**What you will do:** Narrow the data below down to the lines containing "Size".

── Data section ──

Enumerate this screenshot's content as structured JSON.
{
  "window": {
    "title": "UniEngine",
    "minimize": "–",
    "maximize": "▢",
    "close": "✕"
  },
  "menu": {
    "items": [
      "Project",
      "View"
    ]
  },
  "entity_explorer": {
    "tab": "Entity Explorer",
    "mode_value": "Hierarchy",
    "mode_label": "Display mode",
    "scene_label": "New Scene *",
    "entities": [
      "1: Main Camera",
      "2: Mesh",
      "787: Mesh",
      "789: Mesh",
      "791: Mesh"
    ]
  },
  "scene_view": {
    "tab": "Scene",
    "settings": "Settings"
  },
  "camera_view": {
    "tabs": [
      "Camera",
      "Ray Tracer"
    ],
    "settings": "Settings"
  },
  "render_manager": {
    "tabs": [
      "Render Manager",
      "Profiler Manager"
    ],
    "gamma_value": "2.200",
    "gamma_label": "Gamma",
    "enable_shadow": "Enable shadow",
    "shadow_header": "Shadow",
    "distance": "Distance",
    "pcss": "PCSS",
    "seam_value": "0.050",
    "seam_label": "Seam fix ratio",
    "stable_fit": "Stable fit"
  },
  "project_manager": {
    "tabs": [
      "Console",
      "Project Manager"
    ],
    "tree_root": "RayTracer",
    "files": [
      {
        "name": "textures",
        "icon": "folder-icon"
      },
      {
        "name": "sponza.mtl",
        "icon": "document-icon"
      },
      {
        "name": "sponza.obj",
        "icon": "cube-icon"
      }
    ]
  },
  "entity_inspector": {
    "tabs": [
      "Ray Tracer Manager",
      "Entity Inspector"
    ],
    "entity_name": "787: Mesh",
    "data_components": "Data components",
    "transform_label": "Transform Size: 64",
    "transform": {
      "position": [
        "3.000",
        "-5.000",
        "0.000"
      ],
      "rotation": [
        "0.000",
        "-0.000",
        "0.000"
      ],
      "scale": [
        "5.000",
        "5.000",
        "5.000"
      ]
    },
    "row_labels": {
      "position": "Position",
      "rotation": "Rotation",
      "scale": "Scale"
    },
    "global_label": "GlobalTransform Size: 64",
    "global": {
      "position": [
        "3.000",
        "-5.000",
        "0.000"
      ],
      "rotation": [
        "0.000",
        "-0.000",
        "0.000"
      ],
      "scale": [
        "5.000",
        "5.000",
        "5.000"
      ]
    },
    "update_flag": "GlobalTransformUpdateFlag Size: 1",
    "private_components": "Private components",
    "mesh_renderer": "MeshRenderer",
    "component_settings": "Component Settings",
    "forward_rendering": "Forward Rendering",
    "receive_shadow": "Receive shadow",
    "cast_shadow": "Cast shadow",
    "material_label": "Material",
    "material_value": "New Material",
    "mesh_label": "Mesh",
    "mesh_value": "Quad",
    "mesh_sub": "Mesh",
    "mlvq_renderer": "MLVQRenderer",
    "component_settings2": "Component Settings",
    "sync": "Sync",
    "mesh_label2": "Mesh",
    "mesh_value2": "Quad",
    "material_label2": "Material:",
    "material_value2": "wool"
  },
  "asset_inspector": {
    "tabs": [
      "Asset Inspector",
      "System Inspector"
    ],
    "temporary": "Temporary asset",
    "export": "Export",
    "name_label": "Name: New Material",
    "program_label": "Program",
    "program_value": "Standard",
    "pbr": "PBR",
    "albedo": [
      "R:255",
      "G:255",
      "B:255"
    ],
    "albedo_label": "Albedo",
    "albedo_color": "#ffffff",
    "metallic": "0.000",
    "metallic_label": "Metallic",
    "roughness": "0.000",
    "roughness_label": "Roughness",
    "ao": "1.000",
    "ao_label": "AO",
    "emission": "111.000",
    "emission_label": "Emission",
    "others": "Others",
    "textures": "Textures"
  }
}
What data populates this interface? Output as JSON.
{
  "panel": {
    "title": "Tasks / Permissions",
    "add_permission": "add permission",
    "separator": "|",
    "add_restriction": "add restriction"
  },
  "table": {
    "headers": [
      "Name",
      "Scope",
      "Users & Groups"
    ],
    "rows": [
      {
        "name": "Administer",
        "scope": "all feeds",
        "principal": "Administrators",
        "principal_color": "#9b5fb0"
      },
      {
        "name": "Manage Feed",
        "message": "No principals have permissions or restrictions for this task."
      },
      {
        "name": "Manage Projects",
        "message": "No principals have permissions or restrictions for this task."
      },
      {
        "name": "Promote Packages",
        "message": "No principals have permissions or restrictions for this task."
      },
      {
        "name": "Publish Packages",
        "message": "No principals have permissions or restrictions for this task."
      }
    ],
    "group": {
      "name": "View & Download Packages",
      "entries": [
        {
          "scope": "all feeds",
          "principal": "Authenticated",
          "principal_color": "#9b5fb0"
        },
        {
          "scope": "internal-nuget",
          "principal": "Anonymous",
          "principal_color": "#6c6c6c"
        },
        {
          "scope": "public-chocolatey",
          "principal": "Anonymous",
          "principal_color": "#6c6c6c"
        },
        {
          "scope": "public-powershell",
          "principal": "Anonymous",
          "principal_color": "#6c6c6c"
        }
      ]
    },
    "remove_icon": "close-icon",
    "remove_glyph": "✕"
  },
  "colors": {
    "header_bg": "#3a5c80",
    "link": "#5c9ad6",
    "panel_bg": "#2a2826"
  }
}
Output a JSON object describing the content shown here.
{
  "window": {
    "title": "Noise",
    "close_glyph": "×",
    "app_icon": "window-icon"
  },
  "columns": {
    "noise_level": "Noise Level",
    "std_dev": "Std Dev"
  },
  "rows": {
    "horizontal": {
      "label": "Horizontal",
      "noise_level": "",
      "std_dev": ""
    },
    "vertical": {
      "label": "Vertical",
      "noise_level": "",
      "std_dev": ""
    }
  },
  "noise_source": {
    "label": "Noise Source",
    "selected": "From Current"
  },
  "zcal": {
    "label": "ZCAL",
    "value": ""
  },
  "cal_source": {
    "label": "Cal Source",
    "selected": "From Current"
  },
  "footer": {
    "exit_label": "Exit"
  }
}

───

**Response to the exercise:**
    "transform_label": "Transform Size: 64",
    "global_label": "GlobalTransform Size: 64",
    "update_flag": "GlobalTransformUpdateFlag Size: 1",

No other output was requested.